◆ **Tasks for this exercise**:
(1) In the text on spin motive force in antiferromagnets, which equation is solved numerically to show that the force acts on the conduction electron?
(2) Summarize the text on spin motive force in antiferromagnets in two sentences.

◆ **Supplied text**:
--*--

Theory of spin motive force in one-dimentional antiferromagnetic domain wall

TL;DR

This paper develops a theoretical framework for understanding the spin motive force in one-dimensional antiferromagnetic domain walls, showing that conduction electrons experience this force similarly to ferromagnets, with implications for spintronics.

Contribution

The paper introduces a novel theoretical approach to analyze spin motive force in antiferromagnetic domain walls, demonstrating its effects through numerical solutions of the Schrödinger equation.

Findings

Spin motive force acts on conduction electrons in antiferromagnets.

No fundamental difference between antiferromagnets and ferromagnets in spintronics phenomena.

Numerical evidence supports the theoretical model.

Abstract

We present the theory of the spin motive force in antiferromagnets. We consider a one-dimensional antiferromagnetic domain wall strongly coupled with conduction electrons via an exchange interaction. We carry out a unitary transformation that rotates the spin coordinate system of the conduction electron locally, so that the quantization axis is in the direction of the localized spin. By numerically solving the time-dependent Schr$\"{o}$dinger equation, we clearly demonstrate that the spin motive force acts on the conduction electron. The result suggests that there is no distinction between antiferromagnets and ferromagnets from the view point of the basic phenomenon relevant to spintronics.

--*--

◆ **Data**:
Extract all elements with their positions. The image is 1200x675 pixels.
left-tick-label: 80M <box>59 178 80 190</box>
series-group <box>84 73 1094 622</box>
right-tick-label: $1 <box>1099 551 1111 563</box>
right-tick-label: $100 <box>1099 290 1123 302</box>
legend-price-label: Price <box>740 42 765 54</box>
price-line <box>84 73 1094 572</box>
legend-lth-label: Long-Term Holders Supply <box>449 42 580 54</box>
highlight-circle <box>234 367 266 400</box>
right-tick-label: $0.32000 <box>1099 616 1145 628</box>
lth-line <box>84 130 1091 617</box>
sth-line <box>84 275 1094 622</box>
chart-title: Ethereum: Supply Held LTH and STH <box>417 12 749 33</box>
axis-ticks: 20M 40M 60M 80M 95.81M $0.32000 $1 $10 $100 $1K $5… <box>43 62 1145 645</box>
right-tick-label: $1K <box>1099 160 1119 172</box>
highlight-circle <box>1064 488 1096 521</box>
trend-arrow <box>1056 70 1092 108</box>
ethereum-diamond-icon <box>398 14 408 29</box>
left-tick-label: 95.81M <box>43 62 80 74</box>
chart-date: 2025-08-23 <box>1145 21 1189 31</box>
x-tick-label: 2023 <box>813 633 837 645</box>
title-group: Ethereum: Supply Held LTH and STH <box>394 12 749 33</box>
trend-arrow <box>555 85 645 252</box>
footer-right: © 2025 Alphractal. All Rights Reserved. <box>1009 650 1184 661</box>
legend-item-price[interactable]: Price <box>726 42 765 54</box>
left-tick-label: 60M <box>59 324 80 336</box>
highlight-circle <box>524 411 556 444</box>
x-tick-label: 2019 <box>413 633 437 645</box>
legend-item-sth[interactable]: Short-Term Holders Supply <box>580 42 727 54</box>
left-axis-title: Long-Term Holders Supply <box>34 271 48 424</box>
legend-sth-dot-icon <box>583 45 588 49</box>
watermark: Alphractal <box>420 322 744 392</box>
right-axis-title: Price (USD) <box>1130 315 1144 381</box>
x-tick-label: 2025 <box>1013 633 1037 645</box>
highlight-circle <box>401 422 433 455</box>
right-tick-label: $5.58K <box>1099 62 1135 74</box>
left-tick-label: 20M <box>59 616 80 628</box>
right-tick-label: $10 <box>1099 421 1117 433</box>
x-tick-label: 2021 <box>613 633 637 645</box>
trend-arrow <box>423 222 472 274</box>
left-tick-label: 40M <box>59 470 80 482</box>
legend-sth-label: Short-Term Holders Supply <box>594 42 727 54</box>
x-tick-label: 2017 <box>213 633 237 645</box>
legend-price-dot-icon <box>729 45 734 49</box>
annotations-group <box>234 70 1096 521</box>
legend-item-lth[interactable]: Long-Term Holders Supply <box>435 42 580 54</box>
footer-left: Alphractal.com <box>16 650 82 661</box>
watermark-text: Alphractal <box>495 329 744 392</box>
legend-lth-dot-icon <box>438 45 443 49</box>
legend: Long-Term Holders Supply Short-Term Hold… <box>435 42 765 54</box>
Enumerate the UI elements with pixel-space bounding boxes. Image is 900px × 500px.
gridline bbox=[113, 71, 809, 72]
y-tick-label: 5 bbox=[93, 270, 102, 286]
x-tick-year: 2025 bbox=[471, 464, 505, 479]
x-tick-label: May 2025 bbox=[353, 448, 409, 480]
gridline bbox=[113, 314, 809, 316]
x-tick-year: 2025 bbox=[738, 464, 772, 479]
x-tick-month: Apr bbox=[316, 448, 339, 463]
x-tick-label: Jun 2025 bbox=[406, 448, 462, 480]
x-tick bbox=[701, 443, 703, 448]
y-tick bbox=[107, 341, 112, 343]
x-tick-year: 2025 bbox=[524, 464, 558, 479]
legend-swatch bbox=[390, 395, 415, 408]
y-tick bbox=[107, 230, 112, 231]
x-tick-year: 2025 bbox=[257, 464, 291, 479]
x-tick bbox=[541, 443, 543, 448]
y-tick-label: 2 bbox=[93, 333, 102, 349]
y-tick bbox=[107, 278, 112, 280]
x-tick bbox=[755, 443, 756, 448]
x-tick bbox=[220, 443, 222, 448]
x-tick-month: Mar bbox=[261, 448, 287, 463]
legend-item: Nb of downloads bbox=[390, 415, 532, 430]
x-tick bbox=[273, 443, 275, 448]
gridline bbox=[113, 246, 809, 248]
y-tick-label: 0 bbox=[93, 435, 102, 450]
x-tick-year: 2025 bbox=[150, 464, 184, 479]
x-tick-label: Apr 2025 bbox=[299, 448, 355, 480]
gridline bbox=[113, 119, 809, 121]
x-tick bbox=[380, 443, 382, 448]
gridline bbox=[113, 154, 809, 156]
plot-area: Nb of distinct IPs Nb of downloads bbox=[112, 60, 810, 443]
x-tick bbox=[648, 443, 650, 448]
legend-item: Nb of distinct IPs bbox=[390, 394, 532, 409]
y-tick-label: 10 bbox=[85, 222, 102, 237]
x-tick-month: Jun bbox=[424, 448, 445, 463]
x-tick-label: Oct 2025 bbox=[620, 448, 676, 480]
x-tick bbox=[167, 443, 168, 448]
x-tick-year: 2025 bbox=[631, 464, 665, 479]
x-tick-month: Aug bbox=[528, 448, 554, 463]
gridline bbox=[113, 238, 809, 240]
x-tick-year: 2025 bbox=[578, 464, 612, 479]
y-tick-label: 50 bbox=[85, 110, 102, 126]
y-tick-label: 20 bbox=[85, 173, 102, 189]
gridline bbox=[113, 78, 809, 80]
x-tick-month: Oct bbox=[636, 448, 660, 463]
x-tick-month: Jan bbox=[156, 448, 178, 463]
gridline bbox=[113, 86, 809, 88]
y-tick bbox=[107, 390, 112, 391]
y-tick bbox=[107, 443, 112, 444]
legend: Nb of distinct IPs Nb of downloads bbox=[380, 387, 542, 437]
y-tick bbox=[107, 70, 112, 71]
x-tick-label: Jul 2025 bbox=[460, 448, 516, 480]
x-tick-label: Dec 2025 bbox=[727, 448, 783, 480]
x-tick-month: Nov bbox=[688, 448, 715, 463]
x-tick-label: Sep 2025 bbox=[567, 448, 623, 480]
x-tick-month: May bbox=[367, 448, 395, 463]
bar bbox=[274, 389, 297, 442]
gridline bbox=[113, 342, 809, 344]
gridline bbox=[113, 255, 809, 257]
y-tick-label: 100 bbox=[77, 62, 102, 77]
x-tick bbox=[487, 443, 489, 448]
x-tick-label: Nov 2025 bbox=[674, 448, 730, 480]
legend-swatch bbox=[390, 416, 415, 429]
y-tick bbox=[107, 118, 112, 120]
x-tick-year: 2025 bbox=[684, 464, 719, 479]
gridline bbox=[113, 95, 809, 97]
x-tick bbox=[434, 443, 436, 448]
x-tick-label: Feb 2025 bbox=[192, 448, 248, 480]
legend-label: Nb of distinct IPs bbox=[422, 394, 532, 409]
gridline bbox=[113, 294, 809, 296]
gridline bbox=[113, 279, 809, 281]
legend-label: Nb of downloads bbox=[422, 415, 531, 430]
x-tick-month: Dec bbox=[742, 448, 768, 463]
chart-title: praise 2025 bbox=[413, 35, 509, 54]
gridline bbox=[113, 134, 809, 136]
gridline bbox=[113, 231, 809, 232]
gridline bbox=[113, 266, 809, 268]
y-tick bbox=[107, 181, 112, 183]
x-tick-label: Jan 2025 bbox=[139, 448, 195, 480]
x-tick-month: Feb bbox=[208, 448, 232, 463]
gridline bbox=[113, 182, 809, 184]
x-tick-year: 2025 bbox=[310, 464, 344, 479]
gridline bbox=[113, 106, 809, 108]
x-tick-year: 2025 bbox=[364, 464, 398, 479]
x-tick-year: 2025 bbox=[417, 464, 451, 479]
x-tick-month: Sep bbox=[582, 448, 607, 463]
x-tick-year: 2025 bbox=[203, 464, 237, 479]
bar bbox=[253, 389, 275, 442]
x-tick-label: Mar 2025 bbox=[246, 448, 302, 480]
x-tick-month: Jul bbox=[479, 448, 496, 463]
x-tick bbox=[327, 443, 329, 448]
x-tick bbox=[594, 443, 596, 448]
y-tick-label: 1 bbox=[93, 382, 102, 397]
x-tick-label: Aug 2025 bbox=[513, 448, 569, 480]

--*--

◆ **Written answers**:
(1) The time-dependent Schrödinger equation.

(2) The paper gives a theory of the spin motive force in a one-dimensional antiferromagnetic domain wall strongly coupled with conduction electrons through an exchange interaction, using a unitary transformation that locally rotates the electron's spin coordinate system toward the localized spin. Numerical solutions of the time-dependent Schrödinger equation show that the force acts on the conduction electron, suggesting no basic distinction between antiferromagnets and ferromagnets for spintronics.